WHAT YOU SHOULD DO – Every line of the listing must be reproduced as it stands. Leave the images behind.

MATERIAL FOR THE TASK –
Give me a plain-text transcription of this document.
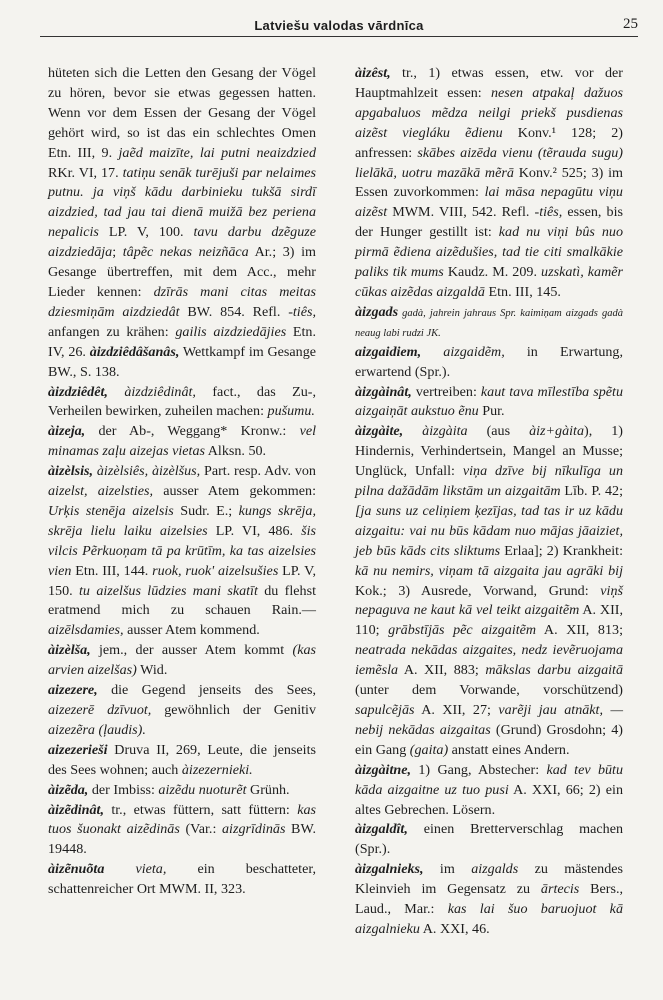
Latviešu valodas vārdnīca	25

hüteten sich die Letten den Gesang der Vögel zu hören, bevor sie etwas gegessen hatten. Wenn vor dem Essen der Gesang der Vögel gehört wird, so ist das ein schlechtes Omen Etn. III, 9. jaẽd maizīte, lai putni neaizdzied RKr. VI, 17. tatiņu senāk turējuši par nelaimes putnu. ja viņš kādu darbinieku tukšā sirdī aizdzied, tad jau tai dienā muižā bez periena nepalicis LP. V, 100. tavu darbu dzẽguze aizdziedāja; tâpẽc nekas neizñāca Ar.; 3) im Gesange übertreffen, mit dem Acc., mehr Lieder kennen: dzīrās mani citas meitas dziesmiņām aizdziedât BW. 854. Refl. -tiês, anfangen zu krähen: gailis aizdziedājies Etn. IV, 26. àizdziêdâšanâs, Wettkampf im Gesange BW., S. 138.

àizdziêdêt, àizdziêdinât, fact., das Zu-, Verheilen bewirken, zuheilen machen: pušumu.

àizeja, der Ab-, Weggang* Kronw.: vel minamas zaļu aizejas vietas Alksn. 50.

àizèlsis, àizèlsiês, àizèlšus, Part. resp. Adv. von aizelst, aizelsties, ausser Atem gekommen: Urķis stenēja aizelsis Sudr. E.; kungs skrēja, skrēja lielu laiku aizelsies LP. VI, 486. šis vilcis Pẽrkuoņam tā pa krūtīm, ka tas aizelsies vien Etn. III, 144. ruok, ruok' aizelsušies LP. V, 150. tu aizelšus lūdzies mani skatīt du flehst eratmend mich zu schauen Rain.—aizēlsdamies, ausser Atem kommend.

àizèlša, jem., der ausser Atem kommt (kas arvien aizelšas) Wid.

aizezere, die Gegend jenseits des Sees, aizezerē dzīvuot, gewöhnlich der Genitiv aizezẽra (ļaudis).

aizezerieši Druva II, 269, Leute, die jenseits des Sees wohnen; auch àizezernieki.

àizẽda, der Imbiss: aizẽdu nuoturẽt Grünh.

àizẽdinât, tr., etwas füttern, satt füttern: kas tuos šuonakt aizẽdinās (Var.: aizgrīdinās BW. 19448.

àizẽnuõta vieta, ein beschatteter, schattenreicher Ort MWM. II, 323.

àizêst, tr., 1) etwas essen, etw. vor der Hauptmahlzeit essen: nesen atpakaļ dažuos apgabaluos mẽdza neilgi priekš pusdienas aizẽst viegláku ẽdienu Konv.¹ 128; 2) anfressen: skābes aizēda vienu (tẽrauda sugu) lielākā, uotru mazākā mẽrā Konv.² 525; 3) im Essen zuvorkommen: lai māsa nepagūtu viņu aizẽst MWM. VIII, 542. Refl. -tiês, essen, bis der Hunger gestillt ist: kad nu viņi bûs nuo pirmā ẽdiena aizẽdušies, tad tie citi smalkākie paliks tik mums Kaudz. M. 209. uzskatì, kamẽr cūkas aizẽdas aizgaldā Etn. III, 145.

àizgads gadà, jahrein jahraus Spr. kaimiņam aizgads gadà neaug labi rudzi JK.

aizgaidiem, aizgaidẽm, in Erwartung, erwartend (Spr.).

àizgàinât, vertreiben: kaut tava mīlestība spẽtu aizgaiņāt aukstuo ẽnu Pur.

àizgàite, àizgàita (aus àiz+gàita), 1) Hindernis, Verhindertsein, Mangel an Musse; Unglück, Unfall: viņa dzīve bij nīkulīga un pilna dažādām likstām un aizgaitām Līb. P. 42; [ja suns uz celiņiem ķezījas, tad tas ir uz kādu aizgaitu: vai nu būs kādam nuo mājas jāaiziet, jeb būs kāds cits sliktums Erlaa]; 2) Krankheit: kā nu nemirs, viņam tā aizgaita jau agrāki bij Kok.; 3) Ausrede, Vorwand, Grund: viņš nepaguva ne kaut kā vel teikt aizgaitẽm A. XII, 110; grābstījās pẽc aizgaitẽm A. XII, 813; neatrada nekādas aizgaites, nedz ievẽruojama iemẽsla A. XII, 883; mākslas darbu aizgaitā (unter dem Vorwande, vorschützend) sapulcẽjās A. XII, 27; varẽji jau atnākt, — nebij nekādas aizgaitas (Grund) Grosdohn; 4) ein Gang (gaita) anstatt eines Andern.

àizgàitne, 1) Gang, Abstecher: kad tev būtu kāda aizgaitne uz tuo pusi A. XXI, 66; 2) ein altes Gebrechen. Lösern.

àizgaldît, einen Bretterverschlag machen (Spr.).

àizgalnieks, im aizgalds zu mästendes Kleinvieh im Gegensatz zu ārtecis Bers., Laud., Mar.: kas lai šuo baruojuot kā aizgalnieku A. XXI, 46.
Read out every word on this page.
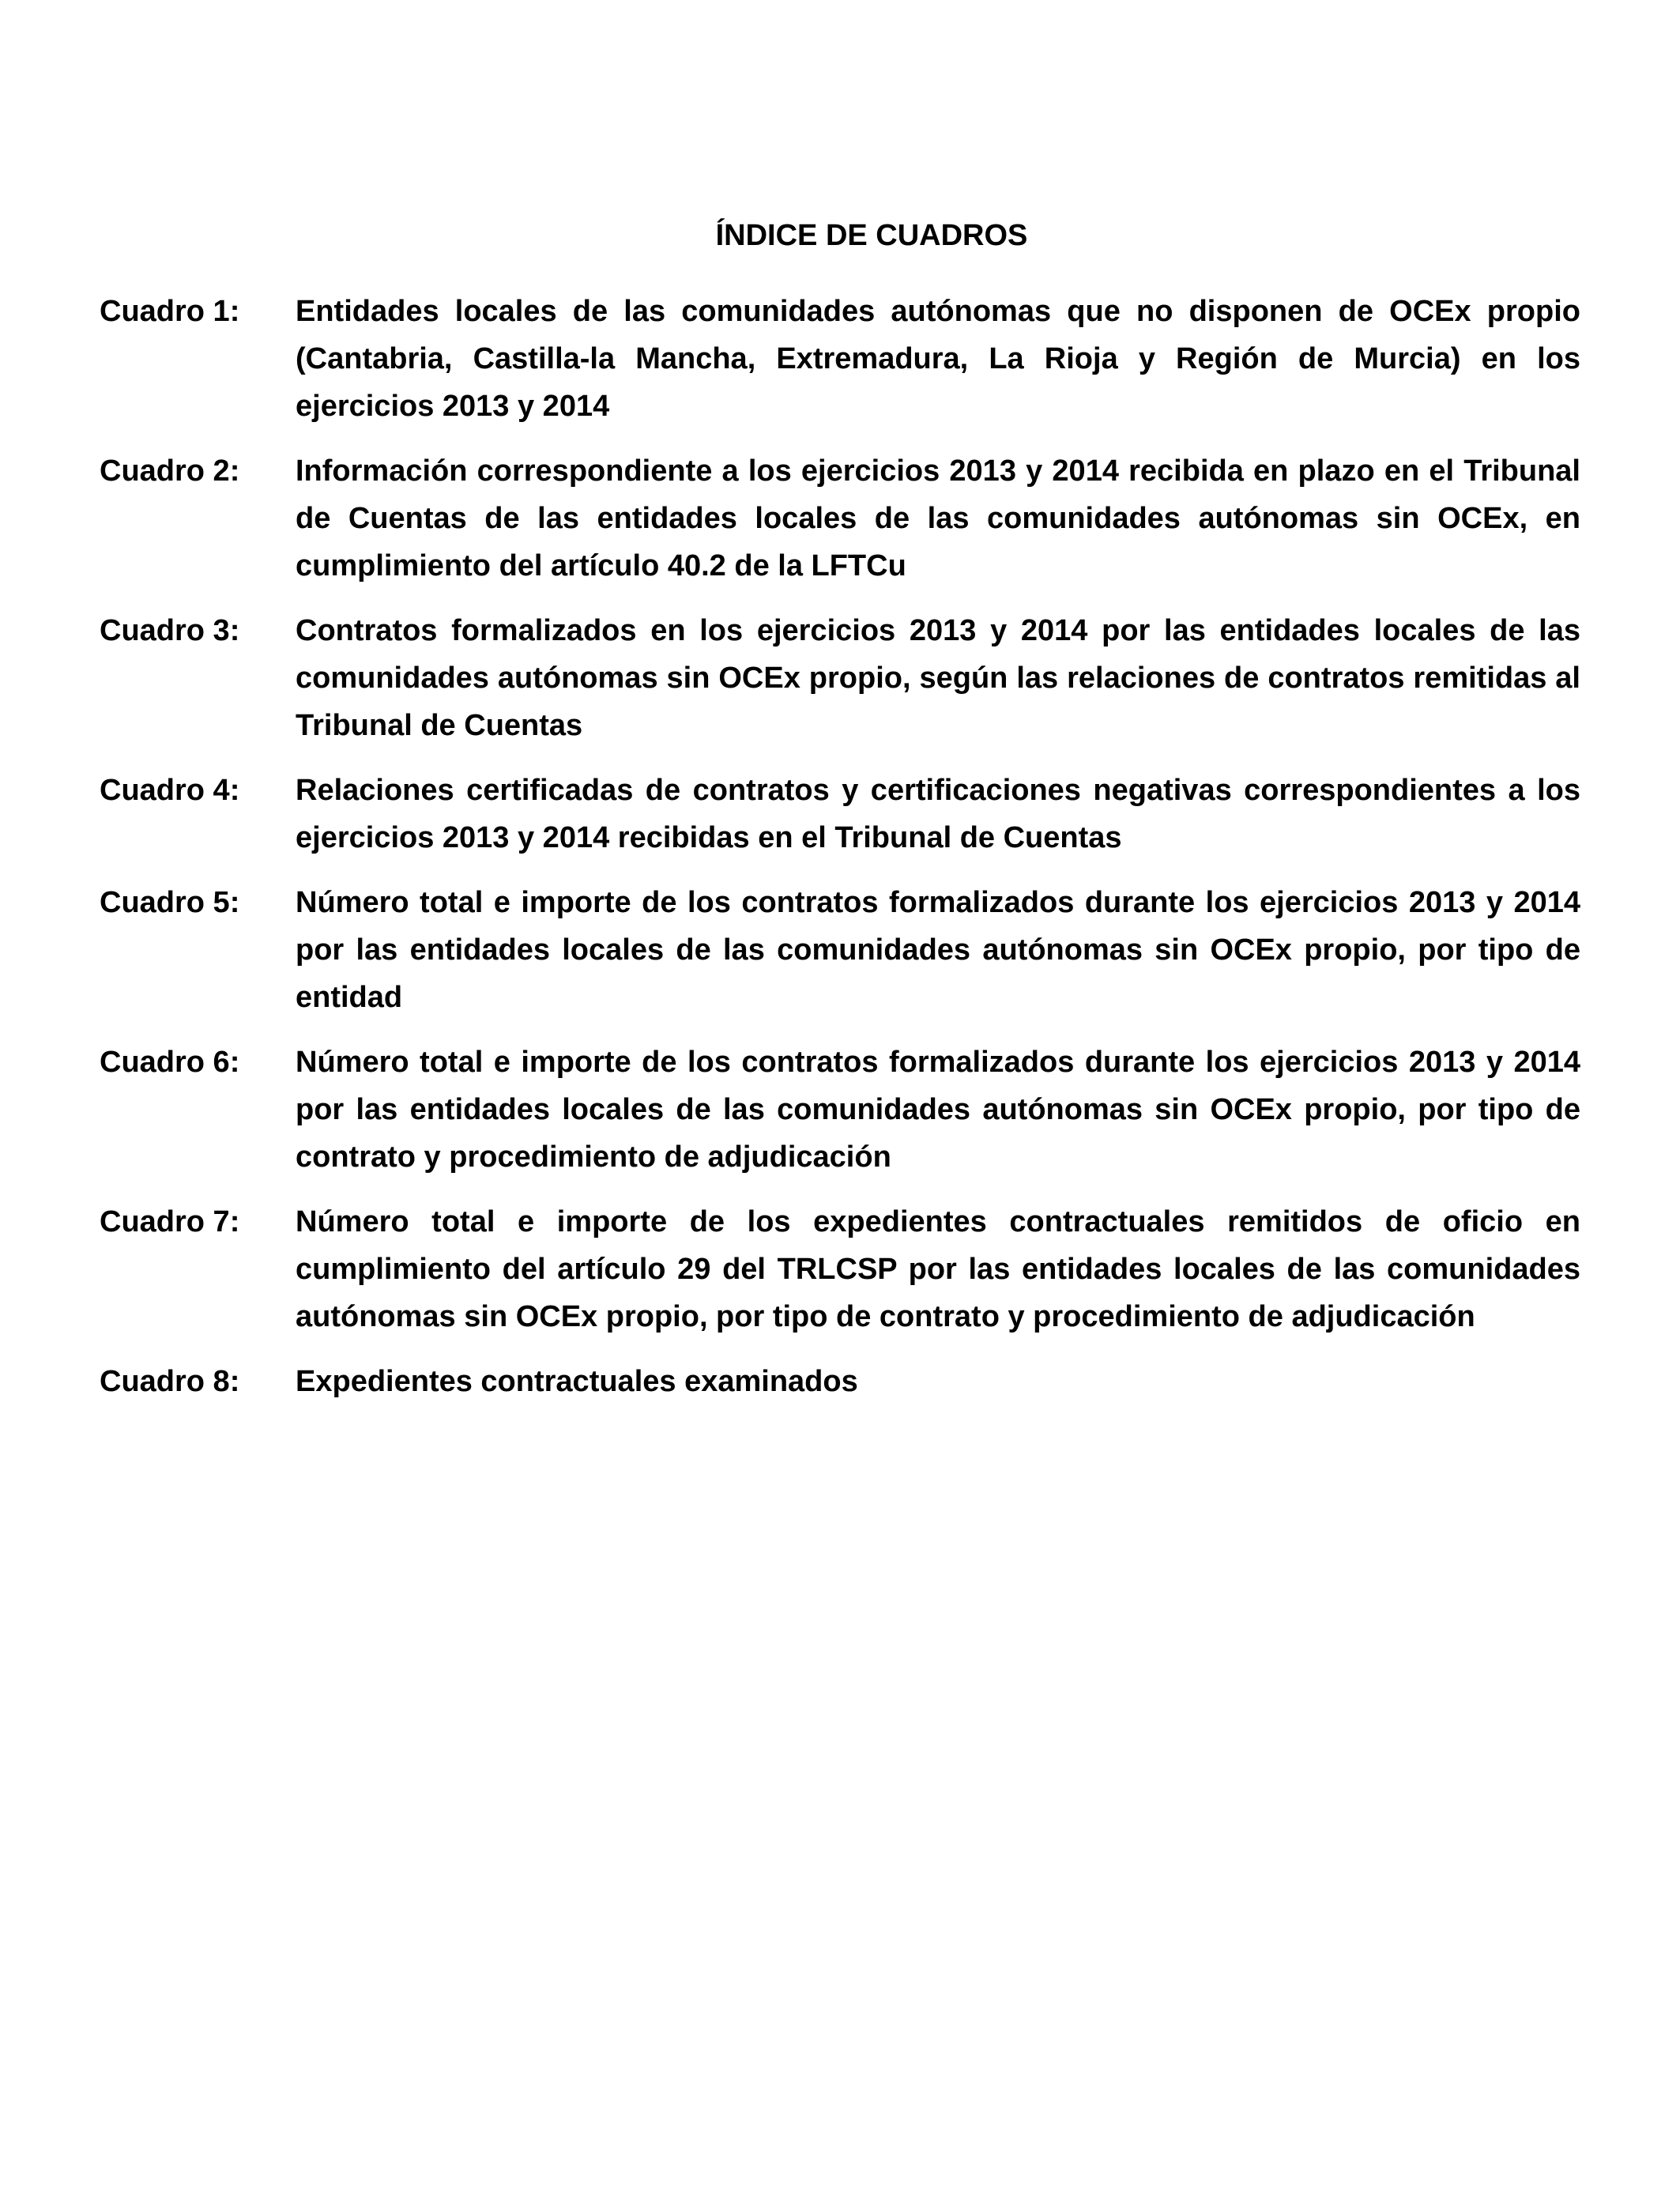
ÍNDICE DE CUADROS
Cuadro 1:	Entidades locales de las comunidades autónomas que no disponen de OCEx propio (Cantabria, Castilla-la Mancha, Extremadura, La Rioja y Región de Murcia) en los ejercicios 2013 y 2014
Cuadro 2:	Información correspondiente a los ejercicios 2013 y 2014 recibida en plazo en el Tribunal de Cuentas de las entidades locales de las comunidades autónomas sin OCEx, en cumplimiento del artículo 40.2 de la LFTCu
Cuadro 3:	Contratos formalizados en los ejercicios 2013 y 2014 por las entidades locales de las comunidades autónomas sin OCEx propio, según las relaciones de contratos remitidas al Tribunal de Cuentas
Cuadro 4:	Relaciones certificadas de contratos y certificaciones negativas correspondientes a los ejercicios 2013 y 2014 recibidas en el Tribunal de Cuentas
Cuadro 5:	Número total e importe de los contratos formalizados durante los ejercicios 2013 y 2014 por las entidades locales de las comunidades autónomas sin OCEx propio, por tipo de entidad
Cuadro 6:	Número total e importe de los contratos formalizados durante los ejercicios 2013 y 2014 por las entidades locales de las comunidades autónomas sin OCEx propio, por tipo de contrato y procedimiento de adjudicación
Cuadro 7:	Número total e importe de los expedientes contractuales remitidos de oficio en cumplimiento del artículo 29 del TRLCSP por las entidades locales de las comunidades autónomas sin OCEx propio, por tipo de contrato y procedimiento de adjudicación
Cuadro 8:	Expedientes contractuales examinados
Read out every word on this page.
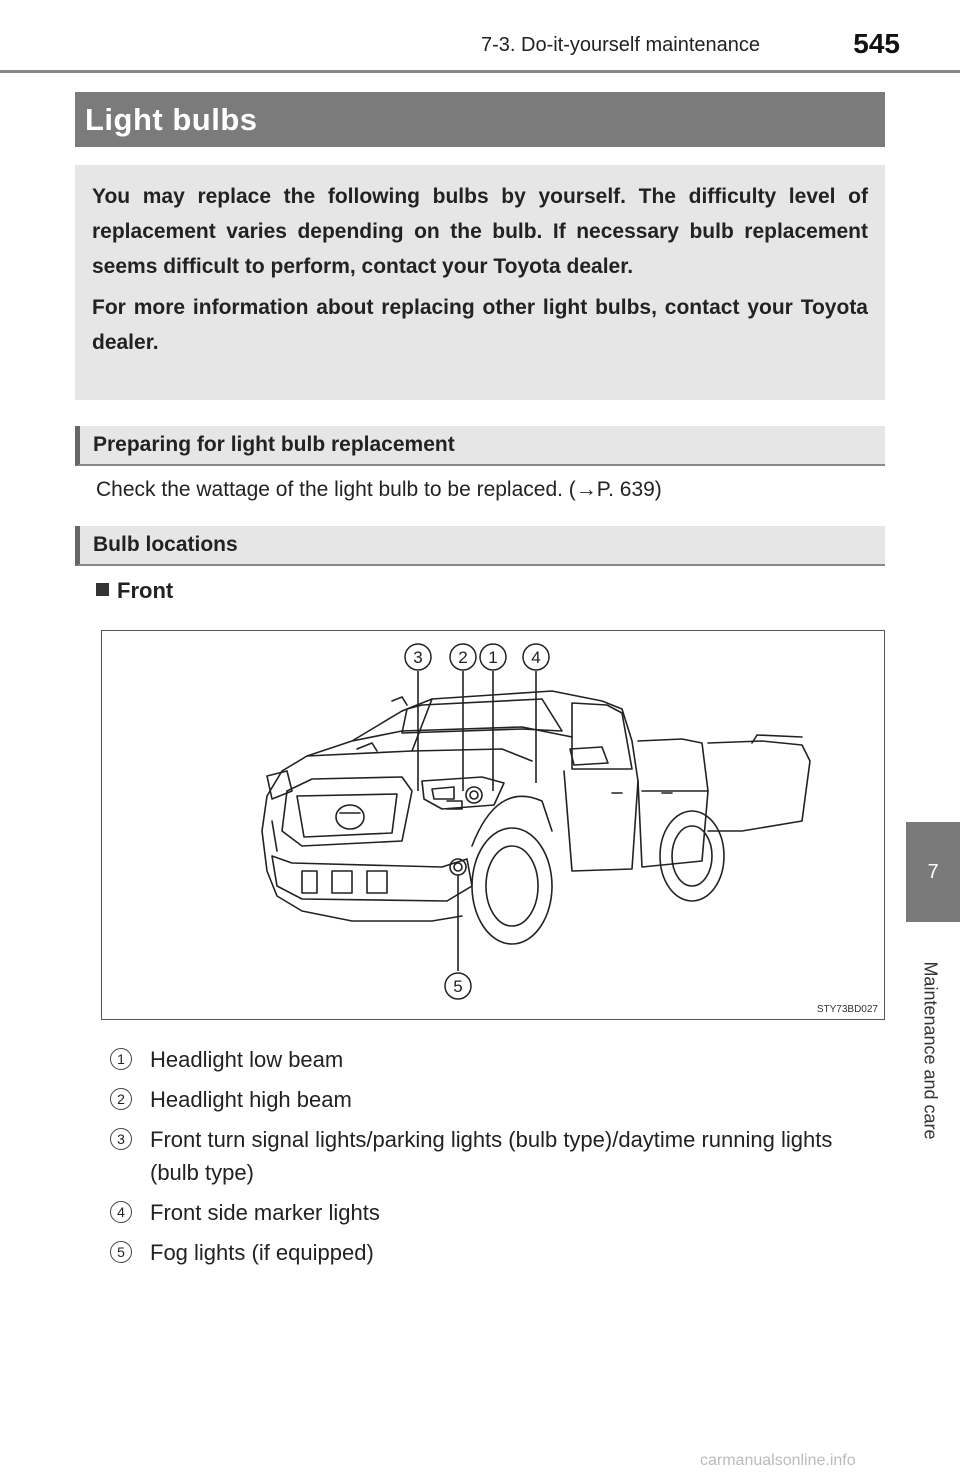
7-3. Do-it-yourself maintenance	545
7
Maintenance and care
Light bulbs

You may replace the following bulbs by yourself. The difficulty level of replacement varies depending on the bulb. If necessary bulb replacement seems difficult to perform, contact your Toyota dealer.

For more information about replacing other light bulbs, contact your Toyota dealer.

Preparing for light bulb replacement
Check the wattage of the light bulb to be replaced. (→P. 639)
Bulb locations
Front
3 2 1 4
5
STY73BD027
1	Headlight low beam
2	Headlight high beam
3	Front turn signal lights/parking lights (bulb type)/daytime running lights (bulb type)
4	Front side marker lights
5	Fog lights (if equipped)
carmanualsonline.info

SOLUTION FOR THIS TASK –
Give me a plain-text transcription of this document.
Latviešu valodas vārdnīca	25

hüteten sich die Letten den Gesang der Vögel zu hören, bevor sie etwas gegessen hatten. Wenn vor dem Essen der Gesang der Vögel gehört wird, so ist das ein schlechtes Omen Etn. III, 9. jaẽd maizīte, lai putni neaizdzied RKr. VI, 17. tatiņu senāk turējuši par nelaimes putnu. ja viņš kādu darbinieku tukšā sirdī aizdzied, tad jau tai dienā muižā bez periena nepalicis LP. V, 100. tavu darbu dzẽguze aizdziedāja; tâpẽc nekas neizñāca Ar.; 3) im Gesange übertreffen, mit dem Acc., mehr Lieder kennen: dzīrās mani citas meitas dziesmiņām aizdziedât BW. 854. Refl. -tiês, anfangen zu krähen: gailis aizdziedājies Etn. IV, 26. àizdziêdâšanâs, Wettkampf im Gesange BW., S. 138.

àizdziêdêt, àizdziêdinât, fact., das Zu-, Verheilen bewirken, zuheilen machen: pušumu.

àizeja, der Ab-, Weggang* Kronw.: vel minamas zaļu aizejas vietas Alksn. 50.

àizèlsis, àizèlsiês, àizèlšus, Part. resp. Adv. von aizelst, aizelsties, ausser Atem gekommen: Urķis stenēja aizelsis Sudr. E.; kungs skrēja, skrēja lielu laiku aizelsies LP. VI, 486. šis vilcis Pẽrkuoņam tā pa krūtīm, ka tas aizelsies vien Etn. III, 144. ruok, ruok' aizelsušies LP. V, 150. tu aizelšus lūdzies mani skatīt du flehst eratmend mich zu schauen Rain.—aizēlsdamies, ausser Atem kommend.

àizèlša, jem., der ausser Atem kommt (kas arvien aizelšas) Wid.

aizezere, die Gegend jenseits des Sees, aizezerē dzīvuot, gewöhnlich der Genitiv aizezẽra (ļaudis).

aizezerieši Druva II, 269, Leute, die jenseits des Sees wohnen; auch àizezernieki.

àizẽda, der Imbiss: aizẽdu nuoturẽt Grünh.

àizẽdinât, tr., etwas füttern, satt füttern: kas tuos šuonakt aizẽdinās (Var.: aizgrīdinās BW. 19448.

àizẽnuõta vieta, ein beschatteter, schattenreicher Ort MWM. II, 323.

àizêst, tr., 1) etwas essen, etw. vor der Hauptmahlzeit essen: nesen atpakaļ dažuos apgabaluos mẽdza neilgi priekš pusdienas aizẽst viegláku ẽdienu Konv.¹ 128; 2) anfressen: skābes aizēda vienu (tẽrauda sugu) lielākā, uotru mazākā mẽrā Konv.² 525; 3) im Essen zuvorkommen: lai māsa nepagūtu viņu aizẽst MWM. VIII, 542. Refl. -tiês, essen, bis der Hunger gestillt ist: kad nu viņi bûs nuo pirmā ẽdiena aizẽdušies, tad tie citi smalkākie paliks tik mums Kaudz. M. 209. uzskatì, kamẽr cūkas aizẽdas aizgaldā Etn. III, 145.

àizgads gadà, jahrein jahraus Spr. kaimiņam aizgads gadà neaug labi rudzi JK.

aizgaidiem, aizgaidẽm, in Erwartung, erwartend (Spr.).

àizgàinât, vertreiben: kaut tava mīlestība spẽtu aizgaiņāt aukstuo ẽnu Pur.

àizgàite, àizgàita (aus àiz+gàita), 1) Hindernis, Verhindertsein, Mangel an Musse; Unglück, Unfall: viņa dzīve bij nīkulīga un pilna dažādām likstām un aizgaitām Līb. P. 42; [ja suns uz celiņiem ķezījas, tad tas ir uz kādu aizgaitu: vai nu būs kādam nuo mājas jāaiziet, jeb būs kāds cits sliktums Erlaa]; 2) Krankheit: kā nu nemirs, viņam tā aizgaita jau agrāki bij Kok.; 3) Ausrede, Vorwand, Grund: viņš nepaguva ne kaut kā vel teikt aizgaitẽm A. XII, 110; grābstījās pẽc aizgaitẽm A. XII, 813; neatrada nekādas aizgaites, nedz ievẽruojama iemẽsla A. XII, 883; mākslas darbu aizgaitā (unter dem Vorwande, vorschützend) sapulcẽjās A. XII, 27; varẽji jau atnākt, — nebij nekādas aizgaitas (Grund) Grosdohn; 4) ein Gang (gaita) anstatt eines Andern.

àizgàitne, 1) Gang, Abstecher: kad tev būtu kāda aizgaitne uz tuo pusi A. XXI, 66; 2) ein altes Gebrechen. Lösern.

àizgaldît, einen Bretterverschlag machen (Spr.).

àizgalnieks, im aizgalds zu mästendes Kleinvieh im Gegensatz zu ārtecis Bers., Laud., Mar.: kas lai šuo baruojuot kā aizgalnieku A. XXI, 46.
Read out every word on this page.
ÍNDICE DE CUADROS
Cuadro 1:	Entidades locales de las comunidades autónomas que no disponen de OCEx propio (Cantabria, Castilla-la Mancha, Extremadura, La Rioja y Región de Murcia) en los ejercicios 2013 y 2014
Cuadro 2:	Información correspondiente a los ejercicios 2013 y 2014 recibida en plazo en el Tribunal de Cuentas de las entidades locales de las comunidades autónomas sin OCEx, en cumplimiento del artículo 40.2 de la LFTCu
Cuadro 3:	Contratos formalizados en los ejercicios 2013 y 2014 por las entidades locales de las comunidades autónomas sin OCEx propio, según las relaciones de contratos remitidas al Tribunal de Cuentas
Cuadro 4:	Relaciones certificadas de contratos y certificaciones negativas correspondientes a los ejercicios 2013 y 2014 recibidas en el Tribunal de Cuentas
Cuadro 5:	Número total e importe de los contratos formalizados durante los ejercicios 2013 y 2014 por las entidades locales de las comunidades autónomas sin OCEx propio, por tipo de entidad
Cuadro 6:	Número total e importe de los contratos formalizados durante los ejercicios 2013 y 2014 por las entidades locales de las comunidades autónomas sin OCEx propio, por tipo de contrato y procedimiento de adjudicación
Cuadro 7:	Número total e importe de los expedientes contractuales remitidos de oficio en cumplimiento del artículo 29 del TRLCSP por las entidades locales de las comunidades autónomas sin OCEx propio, por tipo de contrato y procedimiento de adjudicación
Cuadro 8:	Expedientes contractuales examinados
Read out every word on this page.
7-3. Do-it-yourself maintenance	545
7
Maintenance and care
Light bulbs

You may replace the following bulbs by yourself. The difficulty level of replacement varies depending on the bulb. If necessary bulb replacement seems difficult to perform, contact your Toyota dealer.

For more information about replacing other light bulbs, contact your Toyota dealer.

Preparing for light bulb replacement
Check the wattage of the light bulb to be replaced. (→P. 639)
Bulb locations
Front
3 2 1 4
5
STY73BD027
1	Headlight low beam
2	Headlight high beam
3	Front turn signal lights/parking lights (bulb type)/daytime running lights (bulb type)
4	Front side marker lights
5	Fog lights (if equipped)
carmanualsonline.info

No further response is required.